_EXCERPTED RECORDS_
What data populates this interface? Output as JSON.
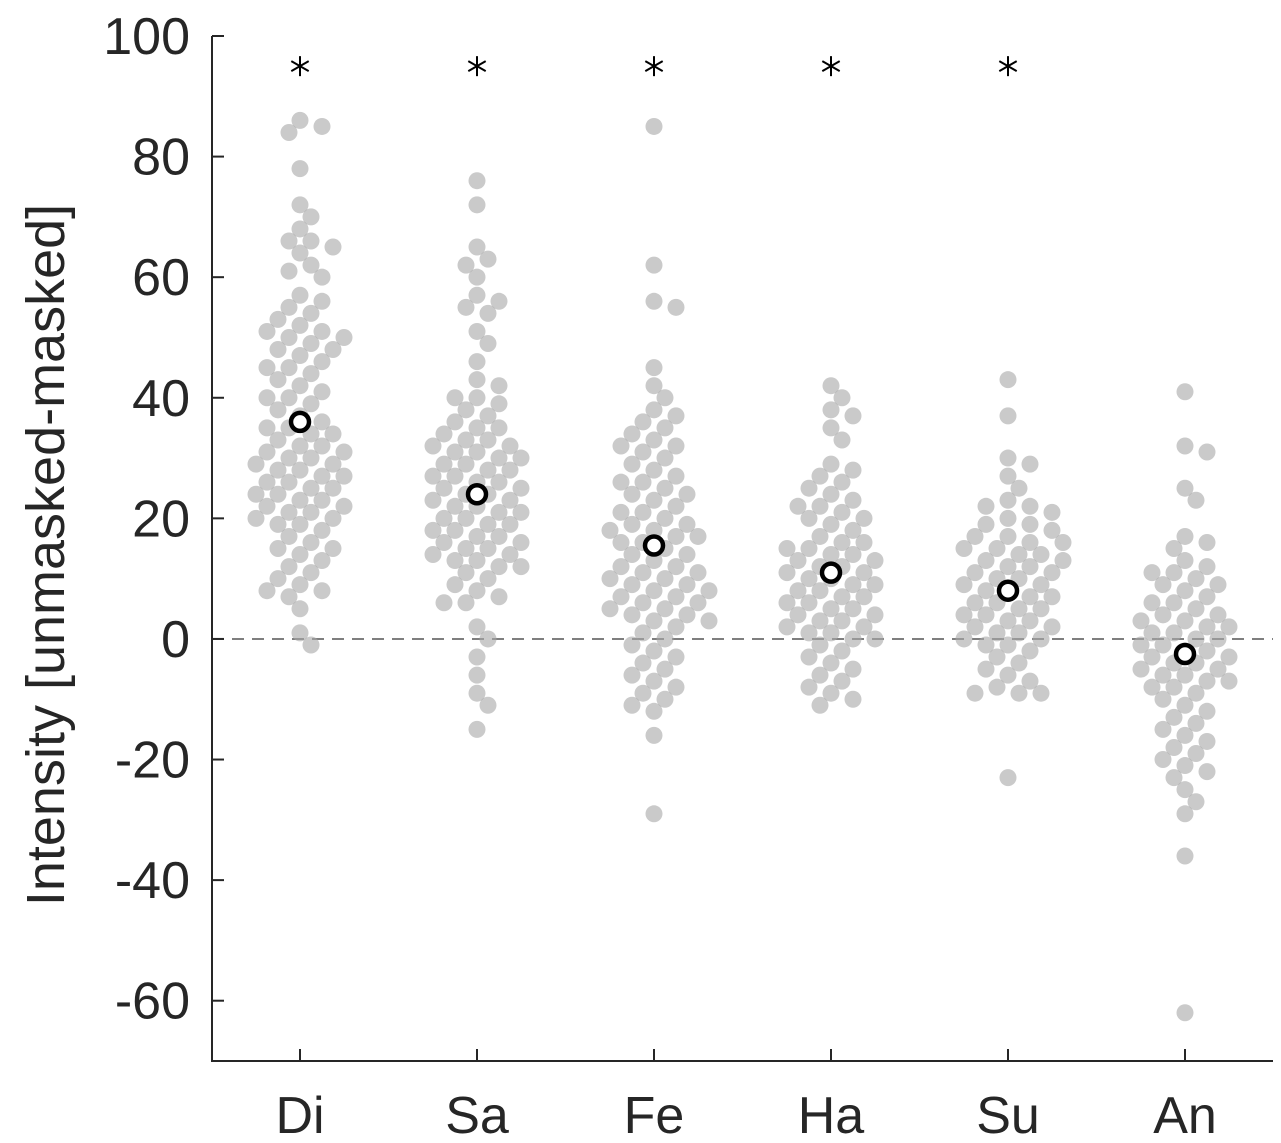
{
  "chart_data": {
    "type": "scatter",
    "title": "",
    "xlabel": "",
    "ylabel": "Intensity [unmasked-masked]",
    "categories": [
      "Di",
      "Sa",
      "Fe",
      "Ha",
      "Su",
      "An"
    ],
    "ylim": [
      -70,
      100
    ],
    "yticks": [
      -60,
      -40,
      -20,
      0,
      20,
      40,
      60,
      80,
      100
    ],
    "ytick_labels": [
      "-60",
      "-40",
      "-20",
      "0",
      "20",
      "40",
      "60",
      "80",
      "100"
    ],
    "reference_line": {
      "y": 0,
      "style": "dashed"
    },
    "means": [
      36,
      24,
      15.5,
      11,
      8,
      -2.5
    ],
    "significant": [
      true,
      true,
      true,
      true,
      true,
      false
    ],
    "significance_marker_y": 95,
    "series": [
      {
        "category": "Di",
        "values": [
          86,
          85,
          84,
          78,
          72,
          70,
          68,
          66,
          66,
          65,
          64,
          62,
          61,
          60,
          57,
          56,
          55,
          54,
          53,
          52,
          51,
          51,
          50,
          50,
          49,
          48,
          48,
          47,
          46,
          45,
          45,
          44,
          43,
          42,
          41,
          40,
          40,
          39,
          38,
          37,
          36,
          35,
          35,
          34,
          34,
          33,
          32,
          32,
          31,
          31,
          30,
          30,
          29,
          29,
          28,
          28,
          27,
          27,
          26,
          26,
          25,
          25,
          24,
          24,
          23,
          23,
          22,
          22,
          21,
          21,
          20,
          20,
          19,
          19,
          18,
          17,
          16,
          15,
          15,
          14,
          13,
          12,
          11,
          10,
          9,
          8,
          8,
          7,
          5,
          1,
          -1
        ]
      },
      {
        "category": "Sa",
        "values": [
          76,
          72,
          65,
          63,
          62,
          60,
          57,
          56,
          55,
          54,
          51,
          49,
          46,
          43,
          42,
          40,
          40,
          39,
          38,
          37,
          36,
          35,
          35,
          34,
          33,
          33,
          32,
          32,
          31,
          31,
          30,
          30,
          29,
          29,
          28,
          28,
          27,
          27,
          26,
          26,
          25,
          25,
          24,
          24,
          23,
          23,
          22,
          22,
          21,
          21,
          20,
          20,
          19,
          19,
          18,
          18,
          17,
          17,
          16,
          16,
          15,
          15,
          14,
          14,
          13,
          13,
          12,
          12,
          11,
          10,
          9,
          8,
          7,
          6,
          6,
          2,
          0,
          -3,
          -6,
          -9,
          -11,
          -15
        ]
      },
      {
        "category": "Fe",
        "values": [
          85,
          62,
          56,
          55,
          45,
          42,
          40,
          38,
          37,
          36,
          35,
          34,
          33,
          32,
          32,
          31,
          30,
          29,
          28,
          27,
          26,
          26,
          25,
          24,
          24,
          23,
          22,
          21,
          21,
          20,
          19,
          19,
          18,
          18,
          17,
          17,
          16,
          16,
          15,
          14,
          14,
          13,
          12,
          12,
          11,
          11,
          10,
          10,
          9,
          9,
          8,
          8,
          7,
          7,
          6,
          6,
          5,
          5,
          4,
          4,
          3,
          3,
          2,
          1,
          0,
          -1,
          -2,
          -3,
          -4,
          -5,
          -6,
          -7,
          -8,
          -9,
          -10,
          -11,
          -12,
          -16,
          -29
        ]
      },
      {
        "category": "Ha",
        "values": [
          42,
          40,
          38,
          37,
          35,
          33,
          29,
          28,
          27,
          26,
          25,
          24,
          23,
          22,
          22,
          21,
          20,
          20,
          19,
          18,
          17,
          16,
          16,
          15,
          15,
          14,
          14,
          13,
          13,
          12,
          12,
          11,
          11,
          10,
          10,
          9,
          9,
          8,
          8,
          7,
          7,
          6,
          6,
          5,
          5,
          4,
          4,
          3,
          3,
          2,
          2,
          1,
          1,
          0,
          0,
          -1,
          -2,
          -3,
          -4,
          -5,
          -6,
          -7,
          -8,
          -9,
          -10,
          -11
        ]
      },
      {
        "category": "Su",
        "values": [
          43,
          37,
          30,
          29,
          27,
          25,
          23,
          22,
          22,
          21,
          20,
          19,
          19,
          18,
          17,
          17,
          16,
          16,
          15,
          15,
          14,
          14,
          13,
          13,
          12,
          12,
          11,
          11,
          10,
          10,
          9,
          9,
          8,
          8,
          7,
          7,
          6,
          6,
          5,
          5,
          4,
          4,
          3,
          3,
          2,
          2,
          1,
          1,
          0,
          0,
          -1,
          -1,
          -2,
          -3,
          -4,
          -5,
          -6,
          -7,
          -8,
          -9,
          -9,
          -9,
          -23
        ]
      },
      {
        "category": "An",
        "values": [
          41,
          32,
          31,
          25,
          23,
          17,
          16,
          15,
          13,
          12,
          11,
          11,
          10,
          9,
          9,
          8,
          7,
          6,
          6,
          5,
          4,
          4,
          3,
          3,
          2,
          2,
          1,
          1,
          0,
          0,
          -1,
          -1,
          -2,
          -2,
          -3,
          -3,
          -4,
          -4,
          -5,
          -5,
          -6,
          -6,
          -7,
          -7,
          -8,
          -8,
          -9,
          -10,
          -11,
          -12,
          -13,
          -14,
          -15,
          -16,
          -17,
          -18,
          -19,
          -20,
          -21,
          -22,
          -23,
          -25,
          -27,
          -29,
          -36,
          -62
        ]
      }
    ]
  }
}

_WHAT IS NEEDED_
Find the word "category" in the data and copy out each line where it turns up.

_RESPONSE TO THIS EXERCISE_
        "category": "Di",
        "category": "Sa",
        "category": "Fe",
        "category": "Ha",
        "category": "Su",
        "category": "An",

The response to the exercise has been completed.